EXERCISE BRIEF: Extract the entries below by repeating each line exactly as it appears, and leave the pictures out of your answer.

+++ DATA LINES

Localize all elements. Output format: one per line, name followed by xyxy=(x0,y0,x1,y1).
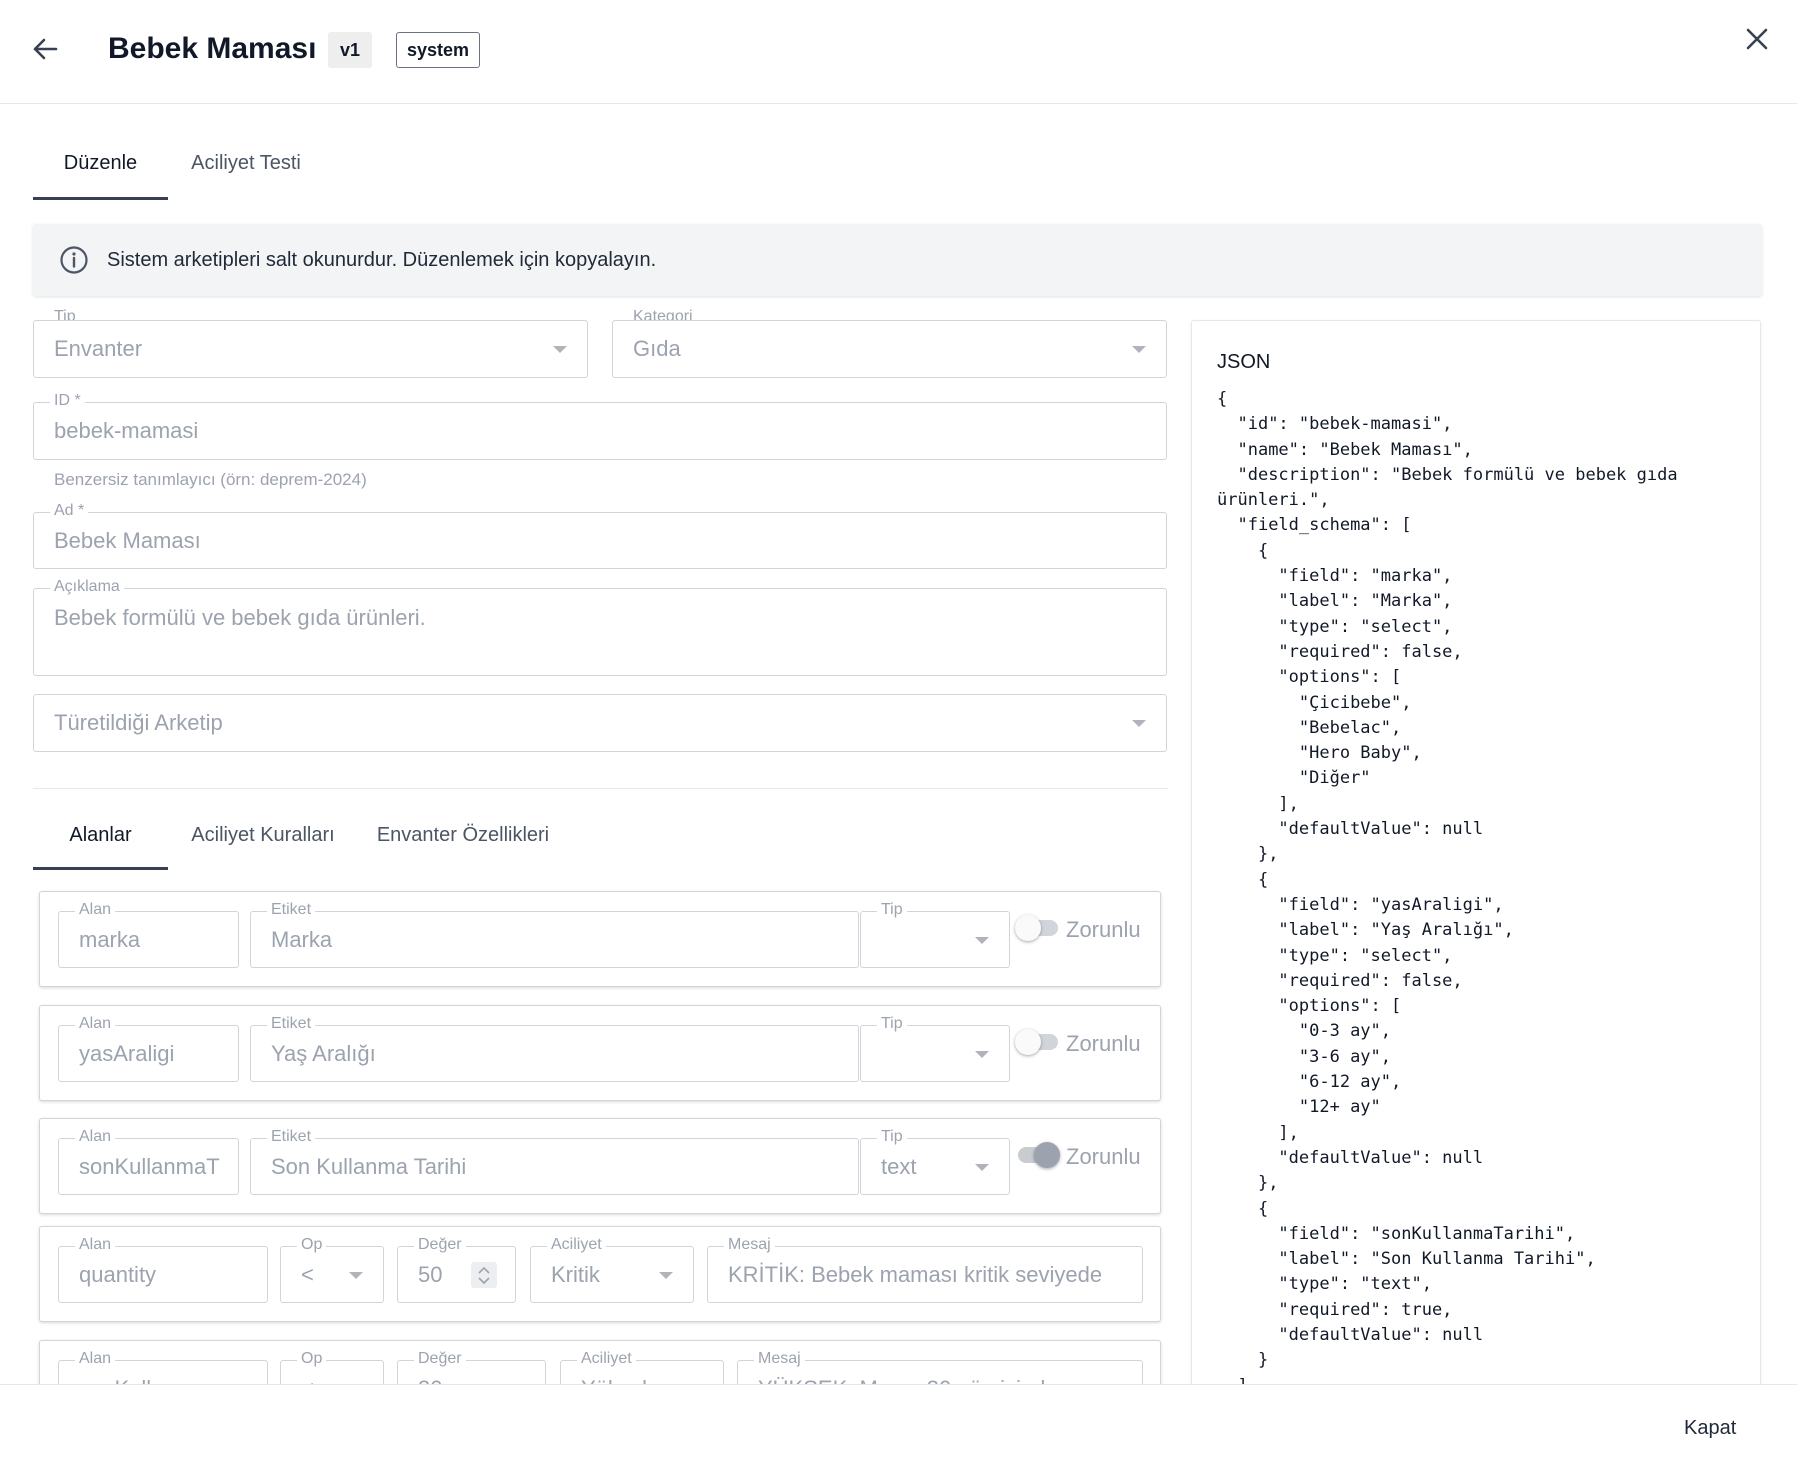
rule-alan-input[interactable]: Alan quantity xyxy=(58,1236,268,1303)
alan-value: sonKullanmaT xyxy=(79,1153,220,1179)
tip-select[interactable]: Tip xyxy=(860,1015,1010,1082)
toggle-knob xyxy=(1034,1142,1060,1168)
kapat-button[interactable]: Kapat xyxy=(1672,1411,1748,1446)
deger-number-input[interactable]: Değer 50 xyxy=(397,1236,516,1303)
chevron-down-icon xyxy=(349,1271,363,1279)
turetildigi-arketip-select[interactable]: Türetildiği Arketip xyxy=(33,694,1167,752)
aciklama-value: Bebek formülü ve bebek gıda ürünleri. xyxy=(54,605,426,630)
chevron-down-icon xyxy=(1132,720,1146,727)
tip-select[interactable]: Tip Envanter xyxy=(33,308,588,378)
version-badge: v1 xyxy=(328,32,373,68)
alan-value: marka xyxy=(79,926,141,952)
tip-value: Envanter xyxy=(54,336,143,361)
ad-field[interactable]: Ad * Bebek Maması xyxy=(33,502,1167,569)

++++++

FINAL ANSWER:
Localize all elements. Output format: one per line, name followed by xyxy=(x0,y0,x1,y1).
rule-alan-input[interactable]: Alan quantity xyxy=(58,1236,268,1303)
alan-value: sonKullanmaT xyxy=(79,1153,220,1179)
tip-select[interactable]: Tip xyxy=(860,1015,1010,1082)
toggle-knob xyxy=(1034,1142,1060,1168)
kapat-button[interactable]: Kapat xyxy=(1672,1411,1748,1446)
deger-number-input[interactable]: Değer 50 xyxy=(397,1236,516,1303)
chevron-down-icon xyxy=(349,1271,363,1279)
turetildigi-arketip-select[interactable]: Türetildiği Arketip xyxy=(33,694,1167,752)
aciklama-value: Bebek formülü ve bebek gıda ürünleri. xyxy=(54,605,426,630)
chevron-down-icon xyxy=(1132,720,1146,727)
tip-select[interactable]: Tip Envanter xyxy=(33,308,588,378)
version-badge: v1 xyxy=(328,32,373,68)
alan-value: marka xyxy=(79,926,141,952)
tip-value: Envanter xyxy=(54,336,143,361)
ad-field[interactable]: Ad * Bebek Maması xyxy=(33,502,1167,569)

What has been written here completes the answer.